• [Work to complete]
How many lines in this data contain the string "Ficha"? Reply with the number only.

• [Dataset entries]
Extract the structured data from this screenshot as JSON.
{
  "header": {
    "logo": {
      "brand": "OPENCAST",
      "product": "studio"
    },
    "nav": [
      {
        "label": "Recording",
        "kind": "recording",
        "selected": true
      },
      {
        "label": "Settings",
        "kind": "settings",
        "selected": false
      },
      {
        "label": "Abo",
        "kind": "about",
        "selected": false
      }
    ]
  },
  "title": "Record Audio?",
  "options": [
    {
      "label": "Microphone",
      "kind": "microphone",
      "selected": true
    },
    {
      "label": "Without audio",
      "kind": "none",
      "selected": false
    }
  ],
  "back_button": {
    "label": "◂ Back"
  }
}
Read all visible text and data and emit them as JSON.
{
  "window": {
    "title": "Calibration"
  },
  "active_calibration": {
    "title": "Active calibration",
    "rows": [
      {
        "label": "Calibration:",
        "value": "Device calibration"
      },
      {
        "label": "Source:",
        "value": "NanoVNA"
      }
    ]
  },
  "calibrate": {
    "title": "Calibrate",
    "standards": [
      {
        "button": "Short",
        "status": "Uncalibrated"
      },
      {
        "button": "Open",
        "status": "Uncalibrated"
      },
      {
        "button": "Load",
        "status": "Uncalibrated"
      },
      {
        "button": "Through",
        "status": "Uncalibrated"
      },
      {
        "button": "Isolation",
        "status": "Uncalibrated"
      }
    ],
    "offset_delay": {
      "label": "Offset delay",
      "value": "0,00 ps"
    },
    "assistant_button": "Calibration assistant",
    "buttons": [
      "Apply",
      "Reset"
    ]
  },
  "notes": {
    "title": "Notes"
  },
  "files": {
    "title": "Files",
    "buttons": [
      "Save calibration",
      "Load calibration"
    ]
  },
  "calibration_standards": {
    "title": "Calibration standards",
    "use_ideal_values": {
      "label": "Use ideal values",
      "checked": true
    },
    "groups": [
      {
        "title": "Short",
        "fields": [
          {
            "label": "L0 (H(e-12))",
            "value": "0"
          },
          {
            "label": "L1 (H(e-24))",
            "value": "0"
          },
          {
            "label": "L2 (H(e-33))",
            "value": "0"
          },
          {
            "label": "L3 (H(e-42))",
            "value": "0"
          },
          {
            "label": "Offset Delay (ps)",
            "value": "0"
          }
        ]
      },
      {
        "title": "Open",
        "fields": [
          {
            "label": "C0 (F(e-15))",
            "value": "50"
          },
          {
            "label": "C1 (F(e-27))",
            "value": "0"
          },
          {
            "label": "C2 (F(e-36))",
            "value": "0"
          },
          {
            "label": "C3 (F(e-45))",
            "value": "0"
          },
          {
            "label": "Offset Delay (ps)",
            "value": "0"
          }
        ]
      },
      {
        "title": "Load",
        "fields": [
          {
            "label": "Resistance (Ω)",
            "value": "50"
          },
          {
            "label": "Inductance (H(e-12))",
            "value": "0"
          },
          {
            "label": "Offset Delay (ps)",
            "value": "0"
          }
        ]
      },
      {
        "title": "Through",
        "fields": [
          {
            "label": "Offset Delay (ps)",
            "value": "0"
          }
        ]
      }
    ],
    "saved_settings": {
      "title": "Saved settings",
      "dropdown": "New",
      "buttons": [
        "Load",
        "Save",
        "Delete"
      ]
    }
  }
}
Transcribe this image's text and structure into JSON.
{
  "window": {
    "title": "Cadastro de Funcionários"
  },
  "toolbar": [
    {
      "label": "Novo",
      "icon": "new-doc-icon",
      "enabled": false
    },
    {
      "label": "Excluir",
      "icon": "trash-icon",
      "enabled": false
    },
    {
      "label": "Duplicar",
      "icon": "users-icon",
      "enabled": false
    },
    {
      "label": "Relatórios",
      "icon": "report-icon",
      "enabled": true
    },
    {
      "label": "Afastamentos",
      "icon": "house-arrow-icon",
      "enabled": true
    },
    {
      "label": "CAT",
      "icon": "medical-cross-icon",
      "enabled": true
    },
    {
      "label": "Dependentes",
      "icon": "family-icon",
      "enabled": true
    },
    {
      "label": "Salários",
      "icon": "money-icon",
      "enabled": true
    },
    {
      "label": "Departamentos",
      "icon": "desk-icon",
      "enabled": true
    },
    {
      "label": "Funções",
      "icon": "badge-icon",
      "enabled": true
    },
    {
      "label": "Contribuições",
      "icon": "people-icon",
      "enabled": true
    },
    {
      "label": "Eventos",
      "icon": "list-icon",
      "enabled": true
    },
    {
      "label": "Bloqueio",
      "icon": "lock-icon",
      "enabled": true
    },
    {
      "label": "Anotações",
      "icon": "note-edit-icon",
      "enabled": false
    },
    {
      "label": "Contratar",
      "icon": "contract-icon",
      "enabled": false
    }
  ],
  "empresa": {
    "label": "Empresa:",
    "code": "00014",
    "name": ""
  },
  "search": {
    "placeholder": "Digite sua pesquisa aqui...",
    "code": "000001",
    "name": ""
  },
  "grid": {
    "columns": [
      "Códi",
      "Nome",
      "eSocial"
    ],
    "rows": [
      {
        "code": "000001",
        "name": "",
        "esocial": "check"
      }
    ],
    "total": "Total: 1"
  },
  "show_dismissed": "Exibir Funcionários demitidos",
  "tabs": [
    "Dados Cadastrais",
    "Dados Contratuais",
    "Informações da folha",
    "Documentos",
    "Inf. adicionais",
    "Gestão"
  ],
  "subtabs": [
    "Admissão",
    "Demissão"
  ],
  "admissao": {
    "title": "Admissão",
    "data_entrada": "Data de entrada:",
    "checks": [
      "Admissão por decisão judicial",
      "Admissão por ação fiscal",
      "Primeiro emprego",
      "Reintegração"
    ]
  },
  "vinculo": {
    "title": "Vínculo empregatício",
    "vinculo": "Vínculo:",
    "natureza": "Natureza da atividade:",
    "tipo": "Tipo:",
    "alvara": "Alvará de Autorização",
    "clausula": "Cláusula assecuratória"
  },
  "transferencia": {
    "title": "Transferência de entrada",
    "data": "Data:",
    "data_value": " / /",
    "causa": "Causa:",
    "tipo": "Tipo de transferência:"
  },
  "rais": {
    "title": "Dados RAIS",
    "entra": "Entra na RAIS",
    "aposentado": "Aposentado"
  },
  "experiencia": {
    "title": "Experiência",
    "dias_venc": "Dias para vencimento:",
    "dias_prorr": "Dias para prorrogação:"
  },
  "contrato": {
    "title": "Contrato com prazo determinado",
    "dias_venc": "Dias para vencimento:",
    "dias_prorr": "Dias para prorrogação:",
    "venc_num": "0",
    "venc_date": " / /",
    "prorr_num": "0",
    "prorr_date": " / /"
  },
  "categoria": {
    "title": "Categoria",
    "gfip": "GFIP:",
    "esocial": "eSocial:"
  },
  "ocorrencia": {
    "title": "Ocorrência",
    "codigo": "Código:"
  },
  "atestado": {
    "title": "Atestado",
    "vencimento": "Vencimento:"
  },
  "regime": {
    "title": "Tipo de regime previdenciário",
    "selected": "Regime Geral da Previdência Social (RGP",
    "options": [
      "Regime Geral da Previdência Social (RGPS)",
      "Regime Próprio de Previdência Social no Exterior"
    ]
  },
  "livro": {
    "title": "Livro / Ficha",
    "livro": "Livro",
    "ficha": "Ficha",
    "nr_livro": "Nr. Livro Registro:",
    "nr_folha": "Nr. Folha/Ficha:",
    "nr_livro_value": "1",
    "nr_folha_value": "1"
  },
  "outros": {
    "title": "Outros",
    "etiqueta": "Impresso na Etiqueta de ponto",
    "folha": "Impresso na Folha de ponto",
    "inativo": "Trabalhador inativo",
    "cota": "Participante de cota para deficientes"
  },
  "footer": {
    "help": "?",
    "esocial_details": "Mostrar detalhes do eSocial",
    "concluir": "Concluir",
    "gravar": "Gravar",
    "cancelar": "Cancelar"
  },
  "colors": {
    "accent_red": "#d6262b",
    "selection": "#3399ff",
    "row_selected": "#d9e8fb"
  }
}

• [Output]
3